Stated goal:
Go through the records underneath and write each one out again exactly.
* START Record set *
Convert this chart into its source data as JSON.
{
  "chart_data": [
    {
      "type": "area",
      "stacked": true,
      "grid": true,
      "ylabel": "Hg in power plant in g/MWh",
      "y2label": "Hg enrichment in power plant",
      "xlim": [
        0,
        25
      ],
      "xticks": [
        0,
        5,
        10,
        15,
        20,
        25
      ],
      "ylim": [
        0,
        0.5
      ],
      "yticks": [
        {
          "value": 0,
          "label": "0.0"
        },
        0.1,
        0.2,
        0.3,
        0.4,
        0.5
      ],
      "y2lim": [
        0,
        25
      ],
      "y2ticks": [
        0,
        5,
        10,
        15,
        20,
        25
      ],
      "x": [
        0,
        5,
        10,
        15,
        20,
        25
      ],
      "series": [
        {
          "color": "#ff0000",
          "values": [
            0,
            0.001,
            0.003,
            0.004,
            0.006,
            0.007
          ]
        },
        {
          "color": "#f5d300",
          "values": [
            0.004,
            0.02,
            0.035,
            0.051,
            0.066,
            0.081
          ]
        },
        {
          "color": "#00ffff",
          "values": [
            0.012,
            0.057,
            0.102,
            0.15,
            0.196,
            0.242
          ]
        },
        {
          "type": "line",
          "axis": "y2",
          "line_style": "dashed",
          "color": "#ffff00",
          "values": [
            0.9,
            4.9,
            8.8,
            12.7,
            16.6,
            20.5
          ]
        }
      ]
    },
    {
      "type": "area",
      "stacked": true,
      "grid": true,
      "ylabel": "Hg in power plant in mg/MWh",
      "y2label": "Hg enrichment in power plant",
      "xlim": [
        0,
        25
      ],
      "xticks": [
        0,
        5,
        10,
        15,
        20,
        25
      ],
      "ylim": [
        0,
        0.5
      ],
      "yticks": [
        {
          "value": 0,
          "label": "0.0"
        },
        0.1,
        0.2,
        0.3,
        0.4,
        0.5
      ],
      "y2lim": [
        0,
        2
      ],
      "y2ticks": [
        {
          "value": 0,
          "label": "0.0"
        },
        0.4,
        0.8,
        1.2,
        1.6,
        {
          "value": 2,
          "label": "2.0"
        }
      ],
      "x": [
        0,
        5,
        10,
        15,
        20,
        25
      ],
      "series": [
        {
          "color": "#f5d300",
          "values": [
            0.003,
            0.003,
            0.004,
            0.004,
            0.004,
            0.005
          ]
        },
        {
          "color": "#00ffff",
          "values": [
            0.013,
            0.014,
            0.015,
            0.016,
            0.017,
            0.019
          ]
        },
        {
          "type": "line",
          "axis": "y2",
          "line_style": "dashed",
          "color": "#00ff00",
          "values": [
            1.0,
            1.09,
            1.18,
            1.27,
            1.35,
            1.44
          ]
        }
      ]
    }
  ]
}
* END Record set *
Solved problem:
Convert this chart into its source data as JSON.
{
  "chart_data": [
    {
      "type": "area",
      "stacked": true,
      "grid": true,
      "ylabel": "Hg in power plant in g/MWh",
      "y2label": "Hg enrichment in power plant",
      "xlim": [
        0,
        25
      ],
      "xticks": [
        0,
        5,
        10,
        15,
        20,
        25
      ],
      "ylim": [
        0,
        0.5
      ],
      "yticks": [
        {
          "value": 0,
          "label": "0.0"
        },
        0.1,
        0.2,
        0.3,
        0.4,
        0.5
      ],
      "y2lim": [
        0,
        25
      ],
      "y2ticks": [
        0,
        5,
        10,
        15,
        20,
        25
      ],
      "x": [
        0,
        5,
        10,
        15,
        20,
        25
      ],
      "series": [
        {
          "color": "#ff0000",
          "values": [
            0,
            0.001,
            0.003,
            0.004,
            0.006,
            0.007
          ]
        },
        {
          "color": "#f5d300",
          "values": [
            0.004,
            0.02,
            0.035,
            0.051,
            0.066,
            0.081
          ]
        },
        {
          "color": "#00ffff",
          "values": [
            0.012,
            0.057,
            0.102,
            0.15,
            0.196,
            0.242
          ]
        },
        {
          "type": "line",
          "axis": "y2",
          "line_style": "dashed",
          "color": "#ffff00",
          "values": [
            0.9,
            4.9,
            8.8,
            12.7,
            16.6,
            20.5
          ]
        }
      ]
    },
    {
      "type": "area",
      "stacked": true,
      "grid": true,
      "ylabel": "Hg in power plant in mg/MWh",
      "y2label": "Hg enrichment in power plant",
      "xlim": [
        0,
        25
      ],
      "xticks": [
        0,
        5,
        10,
        15,
        20,
        25
      ],
      "ylim": [
        0,
        0.5
      ],
      "yticks": [
        {
          "value": 0,
          "label": "0.0"
        },
        0.1,
        0.2,
        0.3,
        0.4,
        0.5
      ],
      "y2lim": [
        0,
        2
      ],
      "y2ticks": [
        {
          "value": 0,
          "label": "0.0"
        },
        0.4,
        0.8,
        1.2,
        1.6,
        {
          "value": 2,
          "label": "2.0"
        }
      ],
      "x": [
        0,
        5,
        10,
        15,
        20,
        25
      ],
      "series": [
        {
          "color": "#f5d300",
          "values": [
            0.003,
            0.003,
            0.004,
            0.004,
            0.004,
            0.005
          ]
        },
        {
          "color": "#00ffff",
          "values": [
            0.013,
            0.014,
            0.015,
            0.016,
            0.017,
            0.019
          ]
        },
        {
          "type": "line",
          "axis": "y2",
          "line_style": "dashed",
          "color": "#00ff00",
          "values": [
            1.0,
            1.09,
            1.18,
            1.27,
            1.35,
            1.44
          ]
        }
      ]
    }
  ]
}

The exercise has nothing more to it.